Stated task: In the material below, find how many lines contain the string "Genevieve". Write only that number.
* begin Records *
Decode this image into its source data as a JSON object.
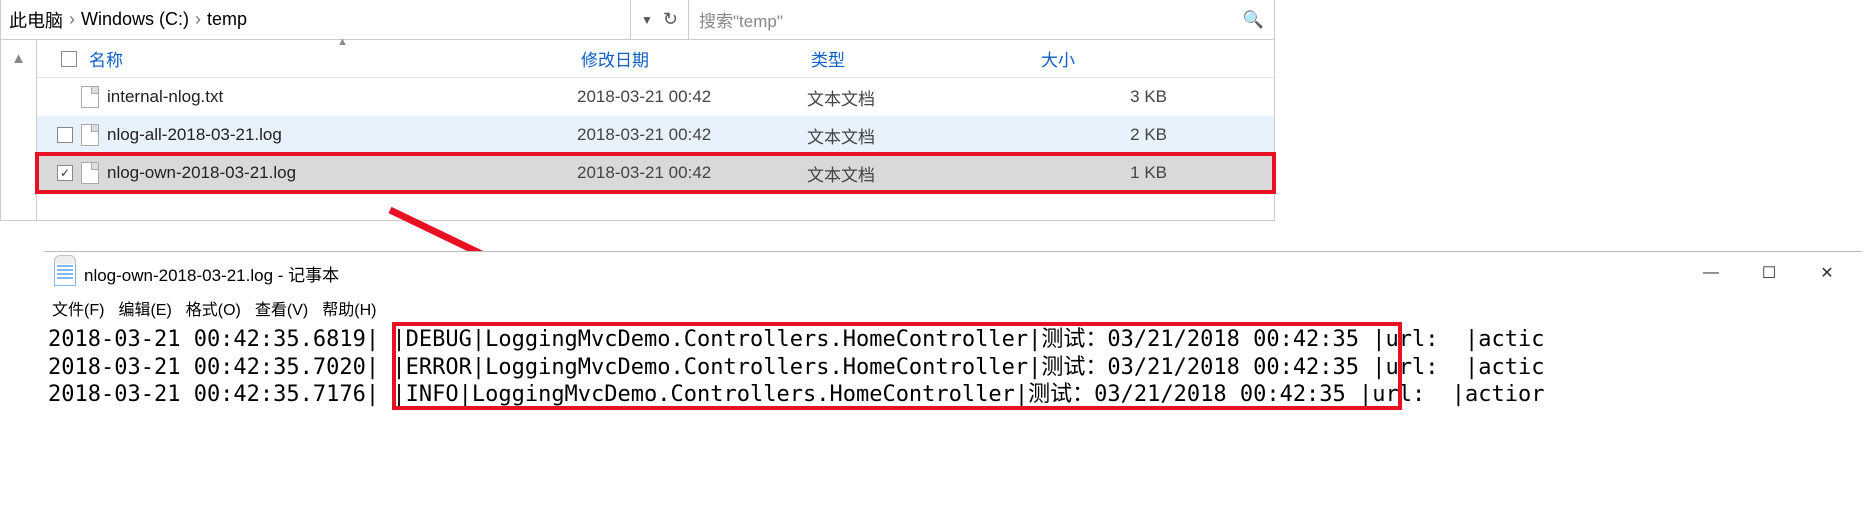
{
  "explorer": {
    "breadcrumb": [
      "此电脑",
      "Windows (C:)",
      "temp"
    ],
    "search_placeholder": "搜索\"temp\"",
    "columns": {
      "name": "名称",
      "modified": "修改日期",
      "type": "类型",
      "size": "大小"
    },
    "rows": [
      {
        "name": "internal-nlog.txt",
        "modified": "2018-03-21 00:42",
        "type": "文本文档",
        "size": "3 KB",
        "state": "normal"
      },
      {
        "name": "nlog-all-2018-03-21.log",
        "modified": "2018-03-21 00:42",
        "type": "文本文档",
        "size": "2 KB",
        "state": "hover"
      },
      {
        "name": "nlog-own-2018-03-21.log",
        "modified": "2018-03-21 00:42",
        "type": "文本文档",
        "size": "1 KB",
        "state": "selected"
      }
    ]
  },
  "notepad": {
    "title": "nlog-own-2018-03-21.log - 记事本",
    "menu": [
      "文件(F)",
      "编辑(E)",
      "格式(O)",
      "查看(V)",
      "帮助(H)"
    ],
    "lines": [
      {
        "ts": "2018-03-21 00:42:35.6819",
        "level": "DEBUG",
        "logger": "LoggingMvcDemo.Controllers.HomeController",
        "msg": "测试：03/21/2018 00:42:35",
        "tail": "url:  |actic"
      },
      {
        "ts": "2018-03-21 00:42:35.7020",
        "level": "ERROR",
        "logger": "LoggingMvcDemo.Controllers.HomeController",
        "msg": "测试：03/21/2018 00:42:35",
        "tail": "url:  |actic"
      },
      {
        "ts": "2018-03-21 00:42:35.7176",
        "level": "INFO",
        "logger": "LoggingMvcDemo.Controllers.HomeController",
        "msg": "测试：03/21/2018 00:42:35",
        "tail": "url:  |actior"
      }
    ]
  },
  "winbtn": {
    "min": "—",
    "max": "☐",
    "close": "✕"
  }
}
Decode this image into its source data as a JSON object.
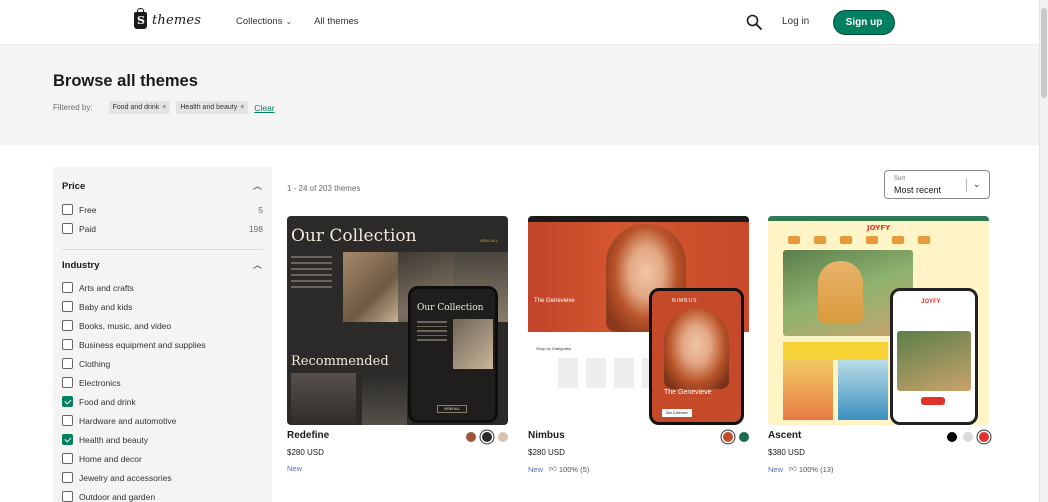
{
  "header": {
    "logo_text": "themes",
    "nav": [
      {
        "label": "Collections"
      },
      {
        "label": "All themes"
      }
    ],
    "login_label": "Log in",
    "signup_label": "Sign up"
  },
  "banner": {
    "title": "Browse all themes",
    "filtered_label": "Filtered by:",
    "chips": [
      "Food and drink",
      "Health and beauty"
    ],
    "clear_label": "Clear"
  },
  "sidebar": {
    "price": {
      "title": "Price",
      "items": [
        {
          "label": "Free",
          "count": "5",
          "checked": false
        },
        {
          "label": "Paid",
          "count": "198",
          "checked": false
        }
      ]
    },
    "industry": {
      "title": "Industry",
      "items": [
        {
          "label": "Arts and crafts",
          "checked": false
        },
        {
          "label": "Baby and kids",
          "checked": false
        },
        {
          "label": "Books, music, and video",
          "checked": false
        },
        {
          "label": "Business equipment and supplies",
          "checked": false
        },
        {
          "label": "Clothing",
          "checked": false
        },
        {
          "label": "Electronics",
          "checked": false
        },
        {
          "label": "Food and drink",
          "checked": true
        },
        {
          "label": "Hardware and automotive",
          "checked": false
        },
        {
          "label": "Health and beauty",
          "checked": true
        },
        {
          "label": "Home and decor",
          "checked": false
        },
        {
          "label": "Jewelry and accessories",
          "checked": false
        },
        {
          "label": "Outdoor and garden",
          "checked": false
        }
      ]
    }
  },
  "results": {
    "count_text": "1 - 24 of 203 themes",
    "sort_label": "Sort",
    "sort_value": "Most recent"
  },
  "themes": [
    {
      "name": "Redefine",
      "price": "$280 USD",
      "badge": "New",
      "rating": "",
      "swatches": [
        "#a0553a",
        "#2b2a28",
        "#d9c3b0"
      ],
      "selected_swatch": 1,
      "preview": {
        "headline": "Our Collection",
        "view_all": "VIEW ALL",
        "section": "Recommended",
        "phone_title": "Our Collection",
        "phone_button": "VIEW ALL"
      }
    },
    {
      "name": "Nimbus",
      "price": "$280 USD",
      "badge": "New",
      "rating": "100% (5)",
      "swatches": [
        "#c54a29",
        "#1d6b4f"
      ],
      "selected_swatch": 0,
      "preview": {
        "headline": "The Genevieve",
        "shop": "Shop by Categories",
        "phone_brand": "NIMBUS",
        "phone_headline": "The Genevieve",
        "phone_button": "See Collection"
      }
    },
    {
      "name": "Ascent",
      "price": "$380 USD",
      "badge": "New",
      "rating": "100% (13)",
      "swatches": [
        "#000000",
        "#d9d9d9",
        "#e0332b"
      ],
      "selected_swatch": 2,
      "preview": {
        "brand": "JOYFY",
        "phone_brand": "JOYFY"
      }
    }
  ],
  "colors": {
    "accent": "#008060",
    "new_badge": "#5c6ac4",
    "banner_bg": "#f4f4f4"
  }
}
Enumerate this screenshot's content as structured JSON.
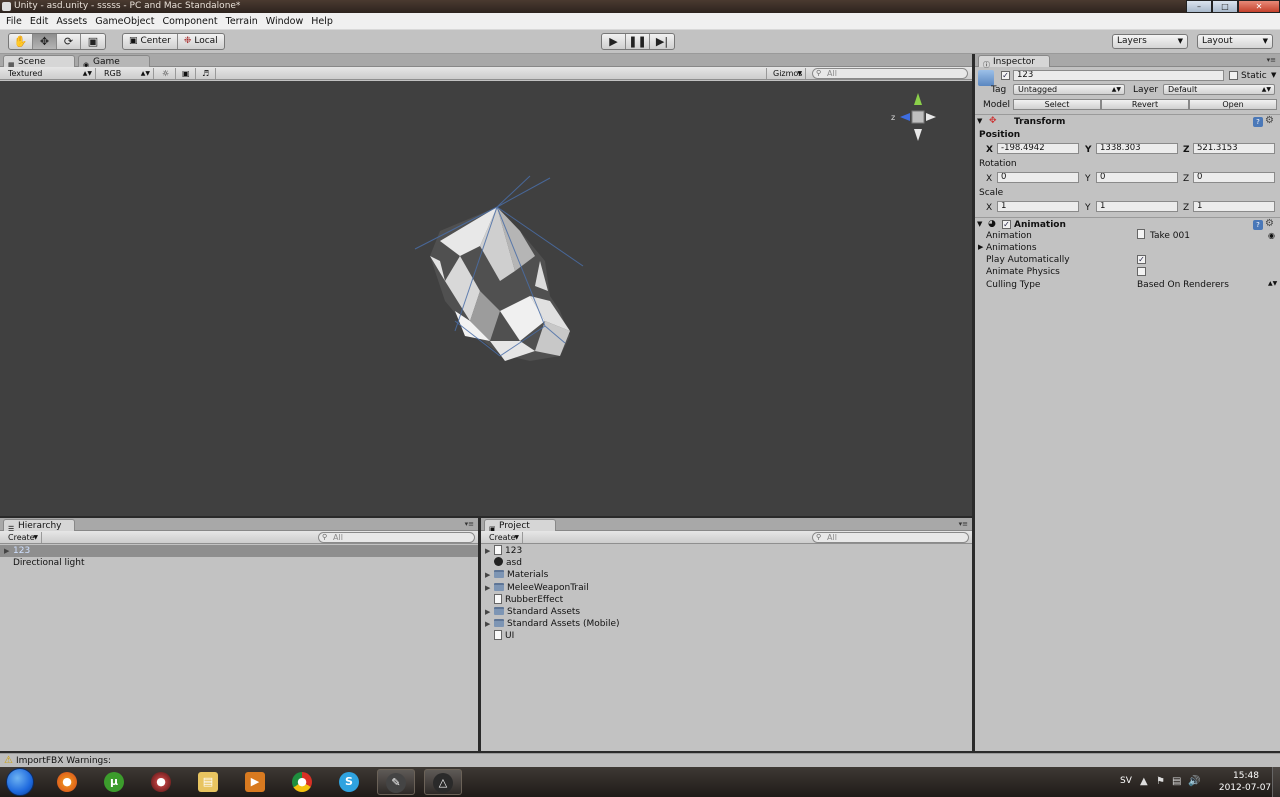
{
  "window": {
    "title": "Unity - asd.unity - sssss - PC and Mac Standalone*"
  },
  "menu": [
    "File",
    "Edit",
    "Assets",
    "GameObject",
    "Component",
    "Terrain",
    "Window",
    "Help"
  ],
  "toolbar": {
    "pivot_center": "Center",
    "pivot_local": "Local",
    "layers": "Layers",
    "layout": "Layout"
  },
  "scene": {
    "tab_scene": "Scene",
    "tab_game": "Game",
    "render_mode": "Textured",
    "color_mode": "RGB",
    "gizmos": "Gizmos",
    "search_placeholder": "All",
    "axis_label": "z"
  },
  "hierarchy": {
    "tab": "Hierarchy",
    "create": "Create",
    "search_placeholder": "All",
    "items": [
      {
        "label": "123",
        "selected": true,
        "foldable": true
      },
      {
        "label": "Directional light",
        "selected": false,
        "foldable": false
      }
    ]
  },
  "project": {
    "tab": "Project",
    "create": "Create",
    "search_placeholder": "All",
    "items": [
      {
        "label": "123",
        "icon": "prefab-icon",
        "foldable": true
      },
      {
        "label": "asd",
        "icon": "unity-scene-icon",
        "foldable": false
      },
      {
        "label": "Materials",
        "icon": "folder-icon",
        "foldable": true
      },
      {
        "label": "MeleeWeaponTrail",
        "icon": "folder-icon",
        "foldable": true
      },
      {
        "label": "RubberEffect",
        "icon": "script-icon",
        "foldable": false
      },
      {
        "label": "Standard Assets",
        "icon": "folder-icon",
        "foldable": true
      },
      {
        "label": "Standard Assets (Mobile)",
        "icon": "folder-icon",
        "foldable": true
      },
      {
        "label": "UI",
        "icon": "script-icon",
        "foldable": false
      }
    ]
  },
  "inspector": {
    "tab": "Inspector",
    "object_name": "123",
    "static_label": "Static",
    "tag_label": "Tag",
    "tag_value": "Untagged",
    "layer_label": "Layer",
    "layer_value": "Default",
    "model_label": "Model",
    "model_select": "Select",
    "model_revert": "Revert",
    "model_open": "Open",
    "transform": {
      "title": "Transform",
      "position_label": "Position",
      "rotation_label": "Rotation",
      "scale_label": "Scale",
      "position": {
        "x": "-198.4942",
        "y": "1338.303",
        "z": "521.3153"
      },
      "rotation": {
        "x": "0",
        "y": "0",
        "z": "0"
      },
      "scale": {
        "x": "1",
        "y": "1",
        "z": "1"
      }
    },
    "animation": {
      "title": "Animation",
      "animation_label": "Animation",
      "animation_value": "Take 001",
      "animations_label": "Animations",
      "play_auto_label": "Play Automatically",
      "play_auto_checked": true,
      "animate_physics_label": "Animate Physics",
      "animate_physics_checked": false,
      "culling_label": "Culling Type",
      "culling_value": "Based On Renderers"
    }
  },
  "status": {
    "message": "ImportFBX Warnings:"
  },
  "tray": {
    "language": "SV",
    "time": "15:48",
    "date": "2012-07-07"
  }
}
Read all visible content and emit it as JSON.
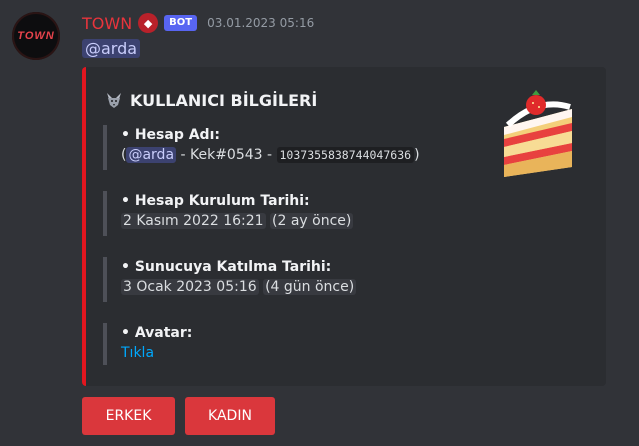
{
  "message": {
    "author": "TOWN",
    "avatar_text": "TOWN",
    "bot_tag": "BOT",
    "timestamp": "03.01.2023 05:16",
    "mention": "@arda"
  },
  "embed": {
    "accent_color": "#e2161f",
    "title": "KULLANICI BİLGİLERİ",
    "thumbnail_icon": "strawberry-cake",
    "fields": {
      "account_name": {
        "label": "• Hesap Adı:",
        "open_paren": "(",
        "mention": "@arda",
        "tag_text": " - Kek#0543 - ",
        "user_id": "1037355838744047636",
        "close_paren": ")"
      },
      "created_at": {
        "label": "• Hesap Kurulum Tarihi:",
        "date": "2 Kasım 2022 16:21",
        "relative": "(2 ay önce)"
      },
      "joined_at": {
        "label": "• Sunucuya Katılma Tarihi:",
        "date": "3 Ocak 2023 05:16",
        "relative": "(4 gün önce)"
      },
      "avatar": {
        "label": "• Avatar:",
        "link": "Tıkla"
      }
    }
  },
  "buttons": {
    "erkek": "ERKEK",
    "kadin": "KADIN"
  }
}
* end Records *
Output for this exercise: 2